**Selected text**:
Re: fetch content from google results
On 28-9-2008 9:56, prabesh shrestha wrote:
I need to fetch the url and little description that google provides
when we search something.I found a way to fetch the content form the
websites but that didn't worked with google search.I am initiation the
project conceptual search.
Are you using a HttpURLConnection to perform the search?
When connecting to Google (or any other server), Java's implementation
of HttpURLConnection identifies itself by default with "Java/1.6.0_07"
as User-Agent request header (or similar, depending on which version of
Java is installed).
Google checks for the User-Agent request header and rejects requests
issued by unsupported browsers/user-agents, including "Java/1.6.0_07".
However, if you set the User-Agent request header of the
HttpURLConnection to a value used by a modern browser (e.g. Internet
Explorer, Firefox or Safari), you should be able to obtain the results
of the Google search.
Example program:
import java.io.InputStream;
import java.net.HttpURLConnection;
import java.net.URL;
public class GoogleSearch {
// User Agent value of Internet Explorer 7 on Windows XP
public final static String UA_IE7 =
"Mozilla/5.0 (Windows; U; MSIE 7.0; Windows NT 6.0; en-US)";
public static void main(String[] args) throws Exception {
// Create search URL
URL searchURL =
new URL("http://www.google.com/search?hl=en&q=Foo+Bar");
// Open connection
HttpURLConnection httpConnection =
(HttpURLConnection) searchURL.openConnection();
// Set User-Agent request header
httpConnection.setRequestProperty("User-Agent", UA_IE7);
// HTTP response code (200 means success)
System.out.println(httpConnection.getResponseCode());
// Open input stream on the search result page
InputStream searchResultStream =
httpConnection.getInputStream();
// TODO: process search result stream
}
}
--
Regards,
Roland

**Work to do**:
A: Repeat everything in the post on fetching Google results from "When connecting to" down to "Java is installed).".
B: In the post on fetching Google results, which HTTP response code indicates success?

Element-and-box listings

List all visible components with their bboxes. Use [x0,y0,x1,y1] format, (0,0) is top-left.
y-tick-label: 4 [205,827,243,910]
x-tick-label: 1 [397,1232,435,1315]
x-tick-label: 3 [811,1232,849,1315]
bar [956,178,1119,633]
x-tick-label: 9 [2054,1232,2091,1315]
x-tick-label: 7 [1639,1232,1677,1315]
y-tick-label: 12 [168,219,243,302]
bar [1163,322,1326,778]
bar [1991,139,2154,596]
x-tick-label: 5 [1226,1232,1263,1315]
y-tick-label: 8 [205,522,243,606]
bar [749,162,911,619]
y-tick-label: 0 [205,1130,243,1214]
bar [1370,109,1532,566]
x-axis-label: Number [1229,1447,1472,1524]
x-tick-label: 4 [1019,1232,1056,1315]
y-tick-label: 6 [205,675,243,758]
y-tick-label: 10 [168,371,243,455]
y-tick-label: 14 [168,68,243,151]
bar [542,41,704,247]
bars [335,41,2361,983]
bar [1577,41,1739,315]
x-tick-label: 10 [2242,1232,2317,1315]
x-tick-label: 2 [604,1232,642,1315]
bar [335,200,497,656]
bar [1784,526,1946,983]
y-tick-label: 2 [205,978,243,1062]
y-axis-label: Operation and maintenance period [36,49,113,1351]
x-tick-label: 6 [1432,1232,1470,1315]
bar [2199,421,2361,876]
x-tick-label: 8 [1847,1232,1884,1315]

**Solutions by task**:
A:
When connecting to Google (or any other server), Java's implementation
of HttpURLConnection identifies itself by default with "Java/1.6.0_07"
as User-Agent request header (or similar, depending on which version of
Java is installed).

B: 200